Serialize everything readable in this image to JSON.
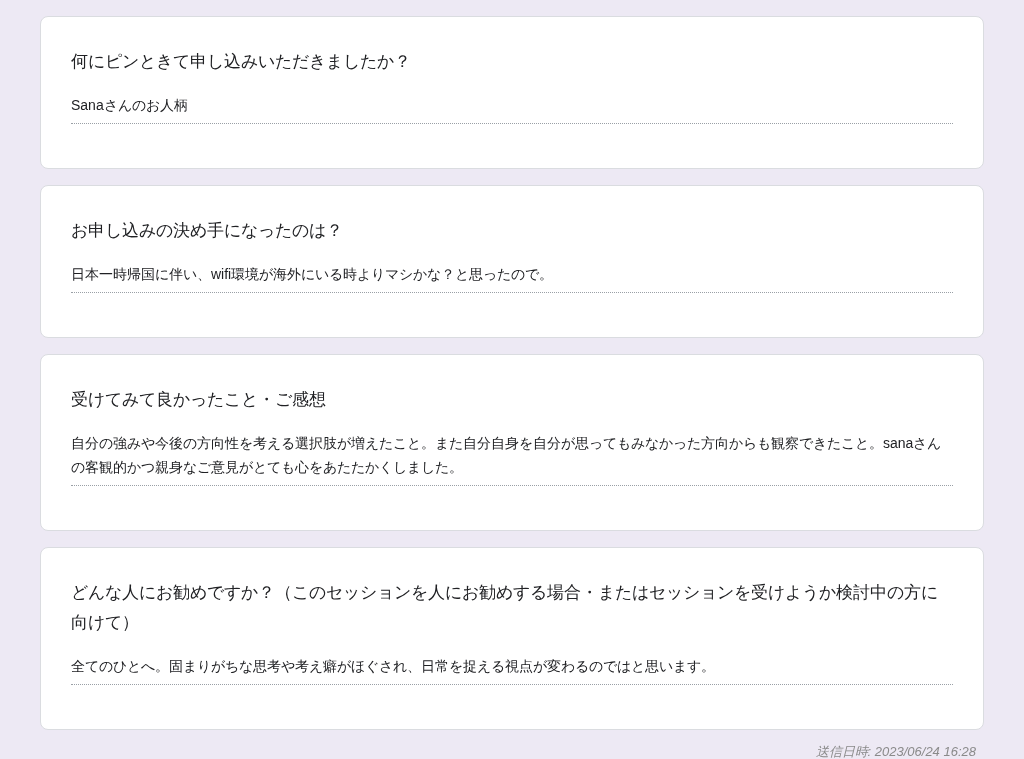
{
  "responses": [
    {
      "question": "何にピンときて申し込みいただきましたか？",
      "answer": "Sanaさんのお人柄"
    },
    {
      "question": "お申し込みの決め手になったのは？",
      "answer": "日本一時帰国に伴い、wifi環境が海外にいる時よりマシかな？と思ったので。"
    },
    {
      "question": "受けてみて良かったこと・ご感想",
      "answer": "自分の強みや今後の方向性を考える選択肢が増えたこと。また自分自身を自分が思ってもみなかった方向からも観察できたこと。sanaさんの客観的かつ親身なご意見がとても心をあたたかくしました。"
    },
    {
      "question": "どんな人にお勧めですか？（このセッションを人にお勧めする場合・またはセッションを受けようか検討中の方に向けて）",
      "answer": "全てのひとへ。固まりがちな思考や考え癖がほぐされ、日常を捉える視点が変わるのではと思います。"
    }
  ],
  "timestamp": "送信日時: 2023/06/24 16:28"
}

○ ○ ○ ○ ○ ○ ○

WHAT YOU NEED TO DO »
Pick out the lines above containing the word "question", then copy them.

SOLUTION TO THE EXERCISE »
      "question": "何にピンときて申し込みいただきましたか？",
      "question": "お申し込みの決め手になったのは？",
      "question": "受けてみて良かったこと・ご感想",
      "question": "どんな人にお勧めですか？（このセッションを人にお勧めする場合・またはセッションを受けようか検討中の方に向けて）",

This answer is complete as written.